**Exercise details**. Your task is to copy every record exactly.

**Chart and figure data**.
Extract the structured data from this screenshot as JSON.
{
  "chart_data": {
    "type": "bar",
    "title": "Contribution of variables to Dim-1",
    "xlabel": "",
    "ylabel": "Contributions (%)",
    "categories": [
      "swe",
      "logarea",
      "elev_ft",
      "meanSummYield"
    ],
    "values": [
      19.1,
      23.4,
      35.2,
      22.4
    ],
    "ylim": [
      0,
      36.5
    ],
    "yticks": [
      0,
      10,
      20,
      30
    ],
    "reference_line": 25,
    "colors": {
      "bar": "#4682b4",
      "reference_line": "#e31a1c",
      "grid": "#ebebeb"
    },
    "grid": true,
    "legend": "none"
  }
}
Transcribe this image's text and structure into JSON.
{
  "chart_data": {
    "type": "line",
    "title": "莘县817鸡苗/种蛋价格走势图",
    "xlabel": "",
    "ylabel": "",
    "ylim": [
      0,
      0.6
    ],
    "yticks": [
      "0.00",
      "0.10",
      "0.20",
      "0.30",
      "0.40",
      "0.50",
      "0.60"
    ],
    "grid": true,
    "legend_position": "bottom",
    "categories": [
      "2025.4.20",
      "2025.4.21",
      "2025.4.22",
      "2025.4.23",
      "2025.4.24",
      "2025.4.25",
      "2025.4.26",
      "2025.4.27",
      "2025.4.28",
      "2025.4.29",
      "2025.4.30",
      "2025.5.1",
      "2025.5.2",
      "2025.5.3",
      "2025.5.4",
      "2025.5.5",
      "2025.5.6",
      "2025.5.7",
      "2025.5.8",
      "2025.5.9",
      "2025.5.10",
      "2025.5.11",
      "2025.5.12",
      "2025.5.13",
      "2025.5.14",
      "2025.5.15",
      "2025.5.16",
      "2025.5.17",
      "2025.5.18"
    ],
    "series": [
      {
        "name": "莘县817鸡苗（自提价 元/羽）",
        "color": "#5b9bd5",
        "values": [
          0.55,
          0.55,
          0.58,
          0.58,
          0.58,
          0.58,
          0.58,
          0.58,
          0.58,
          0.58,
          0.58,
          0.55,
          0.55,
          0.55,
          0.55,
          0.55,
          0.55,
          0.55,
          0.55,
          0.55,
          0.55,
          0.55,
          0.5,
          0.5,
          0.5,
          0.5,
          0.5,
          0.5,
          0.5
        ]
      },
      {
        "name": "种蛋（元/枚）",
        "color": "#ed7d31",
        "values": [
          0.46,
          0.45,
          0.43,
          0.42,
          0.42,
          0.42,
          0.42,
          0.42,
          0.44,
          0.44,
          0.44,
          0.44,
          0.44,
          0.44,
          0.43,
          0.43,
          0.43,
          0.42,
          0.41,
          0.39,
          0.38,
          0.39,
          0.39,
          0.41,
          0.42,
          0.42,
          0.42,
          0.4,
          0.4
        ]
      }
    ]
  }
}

**Expected answer**.
Extract the structured data from this screenshot as JSON.
{
  "chart_data": {
    "type": "bar",
    "title": "Contribution of variables to Dim-1",
    "xlabel": "",
    "ylabel": "Contributions (%)",
    "categories": [
      "swe",
      "logarea",
      "elev_ft",
      "meanSummYield"
    ],
    "values": [
      19.1,
      23.4,
      35.2,
      22.4
    ],
    "ylim": [
      0,
      36.5
    ],
    "yticks": [
      0,
      10,
      20,
      30
    ],
    "reference_line": 25,
    "colors": {
      "bar": "#4682b4",
      "reference_line": "#e31a1c",
      "grid": "#ebebeb"
    },
    "grid": true,
    "legend": "none"
  }
}
Transcribe this image's text and structure into JSON.
{
  "chart_data": {
    "type": "line",
    "title": "莘县817鸡苗/种蛋价格走势图",
    "xlabel": "",
    "ylabel": "",
    "ylim": [
      0,
      0.6
    ],
    "yticks": [
      "0.00",
      "0.10",
      "0.20",
      "0.30",
      "0.40",
      "0.50",
      "0.60"
    ],
    "grid": true,
    "legend_position": "bottom",
    "categories": [
      "2025.4.20",
      "2025.4.21",
      "2025.4.22",
      "2025.4.23",
      "2025.4.24",
      "2025.4.25",
      "2025.4.26",
      "2025.4.27",
      "2025.4.28",
      "2025.4.29",
      "2025.4.30",
      "2025.5.1",
      "2025.5.2",
      "2025.5.3",
      "2025.5.4",
      "2025.5.5",
      "2025.5.6",
      "2025.5.7",
      "2025.5.8",
      "2025.5.9",
      "2025.5.10",
      "2025.5.11",
      "2025.5.12",
      "2025.5.13",
      "2025.5.14",
      "2025.5.15",
      "2025.5.16",
      "2025.5.17",
      "2025.5.18"
    ],
    "series": [
      {
        "name": "莘县817鸡苗（自提价 元/羽）",
        "color": "#5b9bd5",
        "values": [
          0.55,
          0.55,
          0.58,
          0.58,
          0.58,
          0.58,
          0.58,
          0.58,
          0.58,
          0.58,
          0.58,
          0.55,
          0.55,
          0.55,
          0.55,
          0.55,
          0.55,
          0.55,
          0.55,
          0.55,
          0.55,
          0.55,
          0.5,
          0.5,
          0.5,
          0.5,
          0.5,
          0.5,
          0.5
        ]
      },
      {
        "name": "种蛋（元/枚）",
        "color": "#ed7d31",
        "values": [
          0.46,
          0.45,
          0.43,
          0.42,
          0.42,
          0.42,
          0.42,
          0.42,
          0.44,
          0.44,
          0.44,
          0.44,
          0.44,
          0.44,
          0.43,
          0.43,
          0.43,
          0.42,
          0.41,
          0.39,
          0.38,
          0.39,
          0.39,
          0.41,
          0.42,
          0.42,
          0.42,
          0.4,
          0.4
        ]
      }
    ]
  }
}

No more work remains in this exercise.